Work instructions:
Copy each line below in which the string "Percentage" occurs.

──────── Extracted data ────────

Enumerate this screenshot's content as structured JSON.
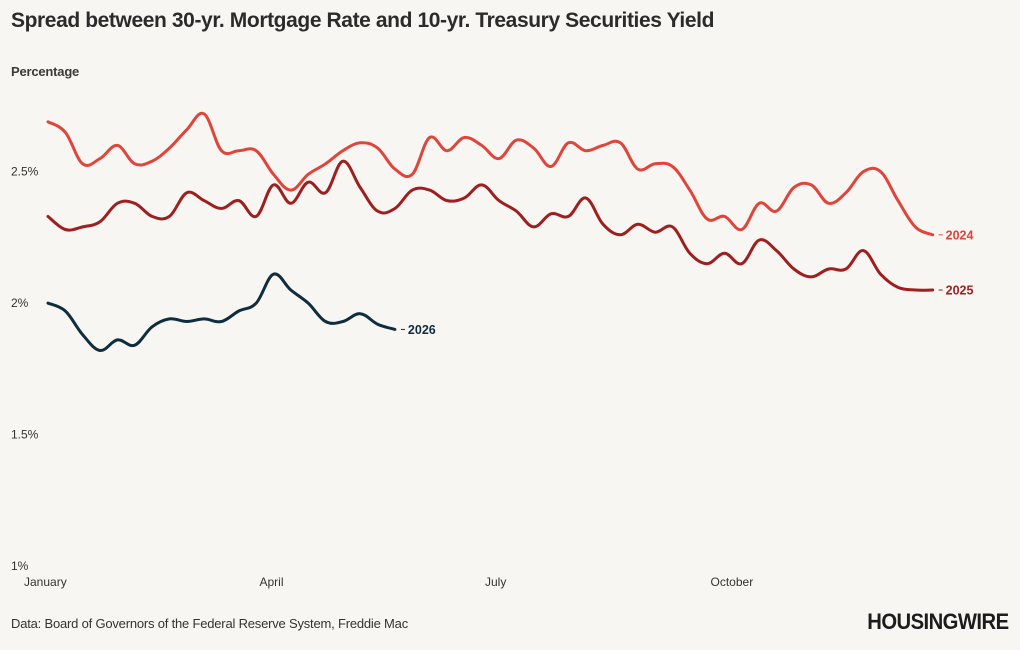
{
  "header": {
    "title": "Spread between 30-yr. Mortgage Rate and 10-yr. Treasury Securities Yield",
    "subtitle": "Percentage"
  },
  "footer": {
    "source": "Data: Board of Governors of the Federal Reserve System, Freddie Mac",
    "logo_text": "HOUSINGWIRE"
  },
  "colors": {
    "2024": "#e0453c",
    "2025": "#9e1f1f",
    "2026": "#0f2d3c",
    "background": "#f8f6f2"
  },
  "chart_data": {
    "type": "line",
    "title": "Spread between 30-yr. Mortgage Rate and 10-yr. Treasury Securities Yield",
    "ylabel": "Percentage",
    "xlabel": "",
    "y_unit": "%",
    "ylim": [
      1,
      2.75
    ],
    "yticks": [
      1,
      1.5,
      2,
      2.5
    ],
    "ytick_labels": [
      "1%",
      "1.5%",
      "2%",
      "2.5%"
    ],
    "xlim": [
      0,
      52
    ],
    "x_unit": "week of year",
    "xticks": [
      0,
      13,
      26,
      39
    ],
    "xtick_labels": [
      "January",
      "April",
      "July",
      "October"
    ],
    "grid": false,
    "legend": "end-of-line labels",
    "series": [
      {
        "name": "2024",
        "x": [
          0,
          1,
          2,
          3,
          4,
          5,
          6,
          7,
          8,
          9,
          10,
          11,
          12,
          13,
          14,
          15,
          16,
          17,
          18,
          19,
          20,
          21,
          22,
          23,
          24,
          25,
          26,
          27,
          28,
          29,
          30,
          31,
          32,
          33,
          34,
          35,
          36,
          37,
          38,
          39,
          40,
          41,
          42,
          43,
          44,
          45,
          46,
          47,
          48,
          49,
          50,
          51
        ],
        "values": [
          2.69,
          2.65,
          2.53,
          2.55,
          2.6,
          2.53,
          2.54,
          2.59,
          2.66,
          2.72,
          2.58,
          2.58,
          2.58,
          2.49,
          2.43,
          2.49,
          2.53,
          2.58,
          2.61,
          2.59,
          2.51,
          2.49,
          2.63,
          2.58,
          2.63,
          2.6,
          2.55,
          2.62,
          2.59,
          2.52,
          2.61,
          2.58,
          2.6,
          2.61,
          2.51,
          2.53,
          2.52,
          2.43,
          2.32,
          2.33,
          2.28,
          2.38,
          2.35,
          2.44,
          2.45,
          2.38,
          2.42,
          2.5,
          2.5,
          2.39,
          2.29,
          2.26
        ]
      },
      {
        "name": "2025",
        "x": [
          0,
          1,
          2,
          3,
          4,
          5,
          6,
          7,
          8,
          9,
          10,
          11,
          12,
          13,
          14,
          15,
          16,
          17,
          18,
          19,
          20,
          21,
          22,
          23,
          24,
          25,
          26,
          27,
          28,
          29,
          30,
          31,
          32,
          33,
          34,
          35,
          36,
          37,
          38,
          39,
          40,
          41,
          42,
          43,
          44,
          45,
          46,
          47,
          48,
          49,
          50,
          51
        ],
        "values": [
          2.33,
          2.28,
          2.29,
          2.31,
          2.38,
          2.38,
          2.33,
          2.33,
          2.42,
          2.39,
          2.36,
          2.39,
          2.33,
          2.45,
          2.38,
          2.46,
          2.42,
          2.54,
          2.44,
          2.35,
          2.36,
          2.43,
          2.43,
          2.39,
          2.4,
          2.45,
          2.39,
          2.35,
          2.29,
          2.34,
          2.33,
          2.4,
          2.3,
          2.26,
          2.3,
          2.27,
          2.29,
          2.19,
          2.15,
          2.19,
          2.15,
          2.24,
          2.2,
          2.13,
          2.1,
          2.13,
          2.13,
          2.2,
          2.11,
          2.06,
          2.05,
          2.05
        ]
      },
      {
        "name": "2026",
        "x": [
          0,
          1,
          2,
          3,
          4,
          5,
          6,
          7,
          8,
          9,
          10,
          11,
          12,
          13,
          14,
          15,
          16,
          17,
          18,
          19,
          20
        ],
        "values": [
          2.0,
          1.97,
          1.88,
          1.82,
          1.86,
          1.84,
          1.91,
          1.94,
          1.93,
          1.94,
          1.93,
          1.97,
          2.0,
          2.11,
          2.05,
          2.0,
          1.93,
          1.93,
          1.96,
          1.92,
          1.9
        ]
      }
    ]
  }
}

────────
──────── Extracted data ────────

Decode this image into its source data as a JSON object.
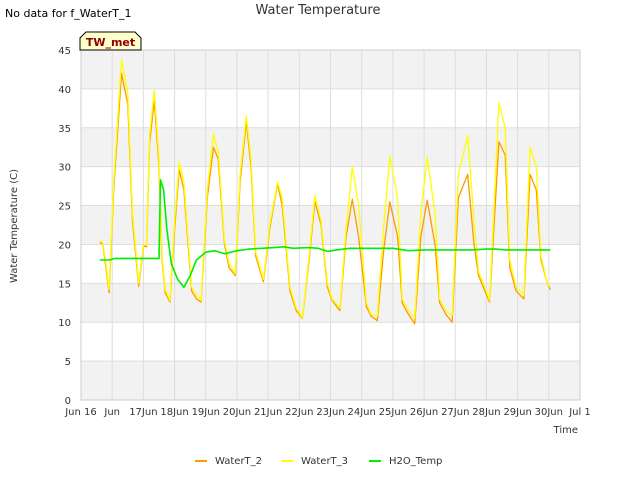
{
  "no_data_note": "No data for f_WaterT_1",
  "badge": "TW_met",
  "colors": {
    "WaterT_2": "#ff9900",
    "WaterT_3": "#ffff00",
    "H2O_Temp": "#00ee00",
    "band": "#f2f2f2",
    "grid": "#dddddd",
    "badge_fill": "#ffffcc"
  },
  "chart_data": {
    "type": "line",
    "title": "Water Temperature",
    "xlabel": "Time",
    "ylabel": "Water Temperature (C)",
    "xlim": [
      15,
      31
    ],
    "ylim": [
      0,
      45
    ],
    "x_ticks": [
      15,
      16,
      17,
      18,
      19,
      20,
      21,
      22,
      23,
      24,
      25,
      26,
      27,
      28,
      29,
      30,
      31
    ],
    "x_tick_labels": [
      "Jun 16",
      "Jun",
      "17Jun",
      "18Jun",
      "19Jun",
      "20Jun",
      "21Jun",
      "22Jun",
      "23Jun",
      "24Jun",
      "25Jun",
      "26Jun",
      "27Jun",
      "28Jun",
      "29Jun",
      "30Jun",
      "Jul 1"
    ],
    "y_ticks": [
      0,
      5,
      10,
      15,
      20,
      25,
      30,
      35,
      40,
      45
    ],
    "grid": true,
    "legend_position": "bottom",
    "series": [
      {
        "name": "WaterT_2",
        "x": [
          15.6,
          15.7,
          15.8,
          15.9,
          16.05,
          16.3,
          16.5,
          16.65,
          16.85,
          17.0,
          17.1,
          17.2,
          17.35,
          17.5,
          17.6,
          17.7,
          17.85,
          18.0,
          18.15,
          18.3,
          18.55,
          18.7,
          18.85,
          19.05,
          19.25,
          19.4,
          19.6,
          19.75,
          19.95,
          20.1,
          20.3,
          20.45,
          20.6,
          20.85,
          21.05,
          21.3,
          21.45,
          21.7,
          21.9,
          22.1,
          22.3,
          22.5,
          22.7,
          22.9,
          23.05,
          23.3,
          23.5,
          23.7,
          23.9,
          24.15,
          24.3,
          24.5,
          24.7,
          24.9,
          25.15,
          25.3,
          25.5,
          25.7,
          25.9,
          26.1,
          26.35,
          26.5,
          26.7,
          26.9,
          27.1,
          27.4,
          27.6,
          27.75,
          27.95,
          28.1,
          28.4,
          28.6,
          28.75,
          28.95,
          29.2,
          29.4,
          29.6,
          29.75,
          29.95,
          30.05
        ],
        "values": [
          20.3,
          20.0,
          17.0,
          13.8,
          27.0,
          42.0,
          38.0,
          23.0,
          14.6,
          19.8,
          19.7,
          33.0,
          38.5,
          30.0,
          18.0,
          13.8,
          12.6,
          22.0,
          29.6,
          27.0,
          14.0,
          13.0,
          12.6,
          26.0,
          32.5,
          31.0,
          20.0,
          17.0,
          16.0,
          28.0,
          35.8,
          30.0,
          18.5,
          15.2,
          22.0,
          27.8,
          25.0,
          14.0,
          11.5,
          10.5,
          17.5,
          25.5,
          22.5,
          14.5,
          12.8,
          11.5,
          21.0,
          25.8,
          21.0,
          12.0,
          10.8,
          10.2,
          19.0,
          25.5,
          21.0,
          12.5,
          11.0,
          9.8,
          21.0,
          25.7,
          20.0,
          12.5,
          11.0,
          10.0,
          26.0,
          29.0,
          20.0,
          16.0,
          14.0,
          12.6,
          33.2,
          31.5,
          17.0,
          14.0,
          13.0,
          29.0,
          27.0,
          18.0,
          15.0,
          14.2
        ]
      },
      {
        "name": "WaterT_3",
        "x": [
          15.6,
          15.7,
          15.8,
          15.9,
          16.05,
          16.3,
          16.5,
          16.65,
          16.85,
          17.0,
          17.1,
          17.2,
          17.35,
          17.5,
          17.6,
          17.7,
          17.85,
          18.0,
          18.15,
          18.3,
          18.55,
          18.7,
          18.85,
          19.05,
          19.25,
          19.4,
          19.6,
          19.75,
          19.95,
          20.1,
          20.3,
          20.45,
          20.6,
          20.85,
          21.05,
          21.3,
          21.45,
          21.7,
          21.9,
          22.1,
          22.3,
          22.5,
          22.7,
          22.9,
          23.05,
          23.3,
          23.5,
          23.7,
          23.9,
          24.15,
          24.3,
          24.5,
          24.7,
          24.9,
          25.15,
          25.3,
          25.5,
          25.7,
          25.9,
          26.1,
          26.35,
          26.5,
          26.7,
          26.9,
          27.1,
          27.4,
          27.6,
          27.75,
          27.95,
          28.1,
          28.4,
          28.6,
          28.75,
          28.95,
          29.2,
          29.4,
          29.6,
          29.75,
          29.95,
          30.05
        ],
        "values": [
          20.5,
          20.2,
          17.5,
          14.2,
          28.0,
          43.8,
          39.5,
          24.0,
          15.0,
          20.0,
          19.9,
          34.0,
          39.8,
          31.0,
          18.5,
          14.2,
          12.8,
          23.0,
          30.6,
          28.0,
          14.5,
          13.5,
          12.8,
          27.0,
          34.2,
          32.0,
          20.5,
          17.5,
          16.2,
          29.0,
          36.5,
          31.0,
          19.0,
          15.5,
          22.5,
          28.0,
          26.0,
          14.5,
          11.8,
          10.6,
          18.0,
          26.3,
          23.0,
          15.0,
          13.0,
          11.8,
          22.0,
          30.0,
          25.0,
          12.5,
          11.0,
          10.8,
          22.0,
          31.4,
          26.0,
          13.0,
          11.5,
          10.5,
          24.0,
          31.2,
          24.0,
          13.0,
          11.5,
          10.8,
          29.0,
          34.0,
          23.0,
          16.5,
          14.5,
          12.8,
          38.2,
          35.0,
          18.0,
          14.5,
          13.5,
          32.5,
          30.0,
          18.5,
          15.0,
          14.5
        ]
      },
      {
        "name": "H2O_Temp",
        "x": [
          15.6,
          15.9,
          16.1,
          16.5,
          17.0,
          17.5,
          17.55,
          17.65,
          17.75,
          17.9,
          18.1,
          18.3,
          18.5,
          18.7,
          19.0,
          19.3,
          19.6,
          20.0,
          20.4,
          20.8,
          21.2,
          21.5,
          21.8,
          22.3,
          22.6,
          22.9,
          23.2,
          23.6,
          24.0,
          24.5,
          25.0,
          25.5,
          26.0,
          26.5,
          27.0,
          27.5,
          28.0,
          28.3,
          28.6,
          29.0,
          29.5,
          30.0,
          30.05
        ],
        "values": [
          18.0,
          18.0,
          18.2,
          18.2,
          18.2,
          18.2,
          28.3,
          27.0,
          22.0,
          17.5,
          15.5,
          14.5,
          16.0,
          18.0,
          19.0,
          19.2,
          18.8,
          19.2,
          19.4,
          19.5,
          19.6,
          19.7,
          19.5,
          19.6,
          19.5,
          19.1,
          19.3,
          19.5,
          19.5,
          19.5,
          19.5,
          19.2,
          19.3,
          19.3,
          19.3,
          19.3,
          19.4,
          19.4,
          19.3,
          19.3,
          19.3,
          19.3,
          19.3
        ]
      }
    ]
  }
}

────────

Solution for this exercise:
    "subtitle": "Percentage"
    "ylabel": "Percentage",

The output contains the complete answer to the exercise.